-- start --

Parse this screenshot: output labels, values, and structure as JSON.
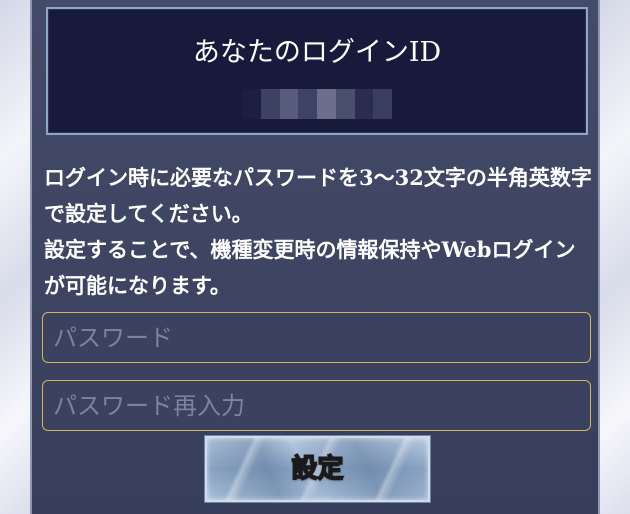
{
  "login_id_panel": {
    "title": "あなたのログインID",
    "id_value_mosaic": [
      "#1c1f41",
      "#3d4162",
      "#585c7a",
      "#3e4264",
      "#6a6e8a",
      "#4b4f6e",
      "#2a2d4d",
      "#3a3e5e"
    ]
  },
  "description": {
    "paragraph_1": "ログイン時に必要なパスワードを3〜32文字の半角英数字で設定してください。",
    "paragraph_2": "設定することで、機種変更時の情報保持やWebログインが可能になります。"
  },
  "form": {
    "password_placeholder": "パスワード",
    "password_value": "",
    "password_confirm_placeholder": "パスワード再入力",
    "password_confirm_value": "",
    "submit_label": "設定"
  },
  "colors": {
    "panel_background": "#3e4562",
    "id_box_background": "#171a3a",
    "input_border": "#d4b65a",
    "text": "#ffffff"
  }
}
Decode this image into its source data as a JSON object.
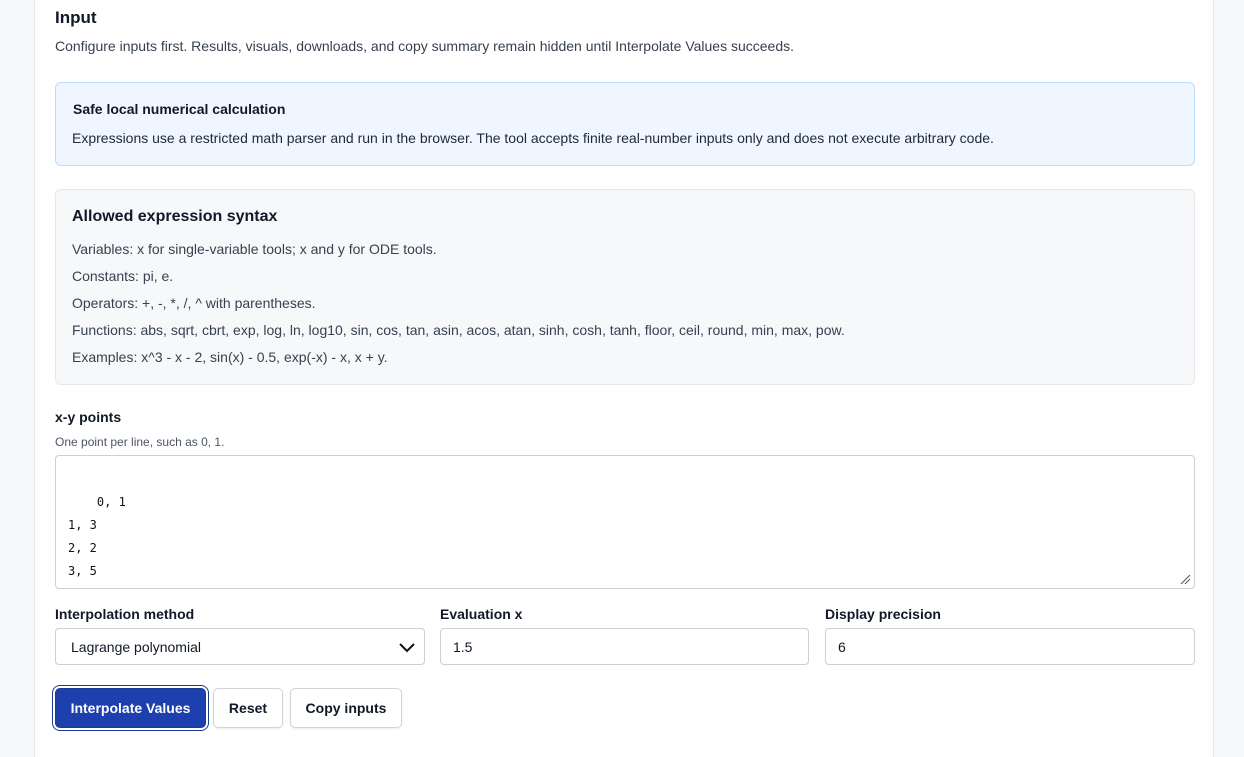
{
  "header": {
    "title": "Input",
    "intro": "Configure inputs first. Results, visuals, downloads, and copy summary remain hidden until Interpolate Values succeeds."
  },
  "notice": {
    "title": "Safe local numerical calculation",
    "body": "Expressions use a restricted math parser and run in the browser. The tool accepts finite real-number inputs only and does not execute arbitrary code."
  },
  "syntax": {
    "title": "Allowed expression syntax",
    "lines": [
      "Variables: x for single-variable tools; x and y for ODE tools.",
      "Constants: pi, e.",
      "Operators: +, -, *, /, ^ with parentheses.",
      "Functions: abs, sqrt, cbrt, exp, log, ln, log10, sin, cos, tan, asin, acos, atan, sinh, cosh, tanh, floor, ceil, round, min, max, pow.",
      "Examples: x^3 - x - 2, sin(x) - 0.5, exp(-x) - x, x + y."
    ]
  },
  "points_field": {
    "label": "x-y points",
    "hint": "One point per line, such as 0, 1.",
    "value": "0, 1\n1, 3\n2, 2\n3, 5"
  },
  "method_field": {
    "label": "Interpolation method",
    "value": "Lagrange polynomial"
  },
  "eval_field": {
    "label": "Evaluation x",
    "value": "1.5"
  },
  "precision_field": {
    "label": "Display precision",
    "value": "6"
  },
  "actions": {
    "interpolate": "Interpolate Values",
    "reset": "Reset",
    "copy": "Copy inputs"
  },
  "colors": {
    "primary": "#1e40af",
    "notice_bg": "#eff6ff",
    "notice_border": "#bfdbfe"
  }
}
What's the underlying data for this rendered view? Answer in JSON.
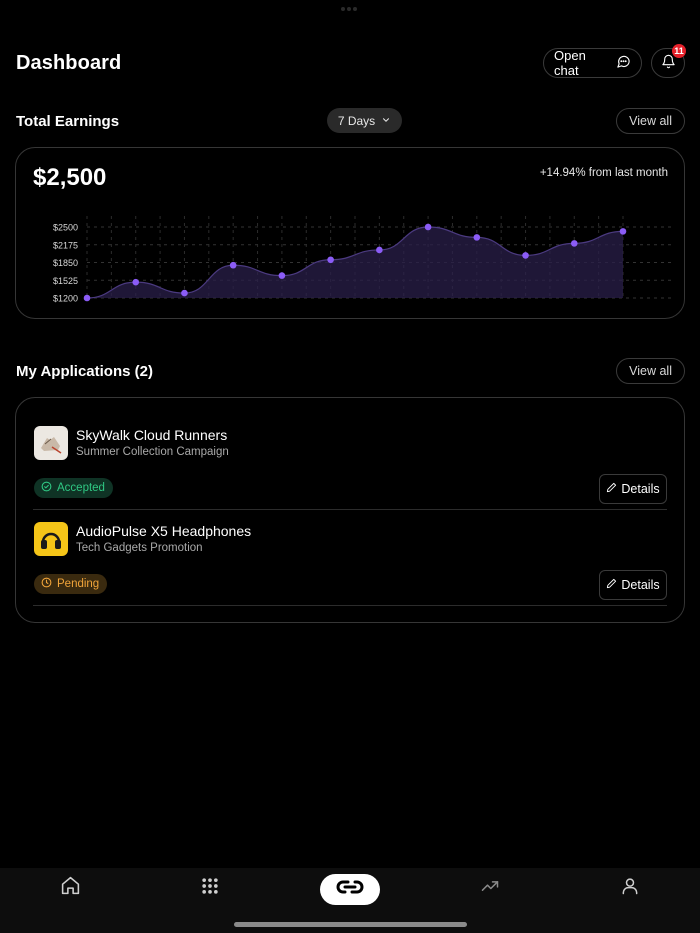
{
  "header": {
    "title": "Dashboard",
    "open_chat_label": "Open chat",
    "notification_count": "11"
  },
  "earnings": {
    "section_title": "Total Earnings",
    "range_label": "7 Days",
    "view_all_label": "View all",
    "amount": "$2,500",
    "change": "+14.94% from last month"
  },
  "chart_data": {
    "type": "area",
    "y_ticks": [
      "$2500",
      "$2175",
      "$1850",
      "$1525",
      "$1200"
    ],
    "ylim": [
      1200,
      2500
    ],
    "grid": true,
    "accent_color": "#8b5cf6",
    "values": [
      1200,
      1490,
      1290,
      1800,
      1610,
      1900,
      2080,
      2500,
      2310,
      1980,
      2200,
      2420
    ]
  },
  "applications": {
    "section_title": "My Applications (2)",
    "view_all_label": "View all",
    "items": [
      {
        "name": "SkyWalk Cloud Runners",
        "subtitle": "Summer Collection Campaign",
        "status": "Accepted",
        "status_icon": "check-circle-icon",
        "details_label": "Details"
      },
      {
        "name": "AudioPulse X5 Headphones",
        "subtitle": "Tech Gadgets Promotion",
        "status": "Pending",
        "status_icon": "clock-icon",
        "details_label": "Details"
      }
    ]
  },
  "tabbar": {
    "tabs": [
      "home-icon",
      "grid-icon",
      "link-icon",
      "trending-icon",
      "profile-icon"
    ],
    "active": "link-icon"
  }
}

-- end --

*TO BE DONE*
Locate each line containing the string "name" and show it.

*FINAL RESULT*
        "name": "SkyWalk Cloud Runners",
        "name": "AudioPulse X5 Headphones",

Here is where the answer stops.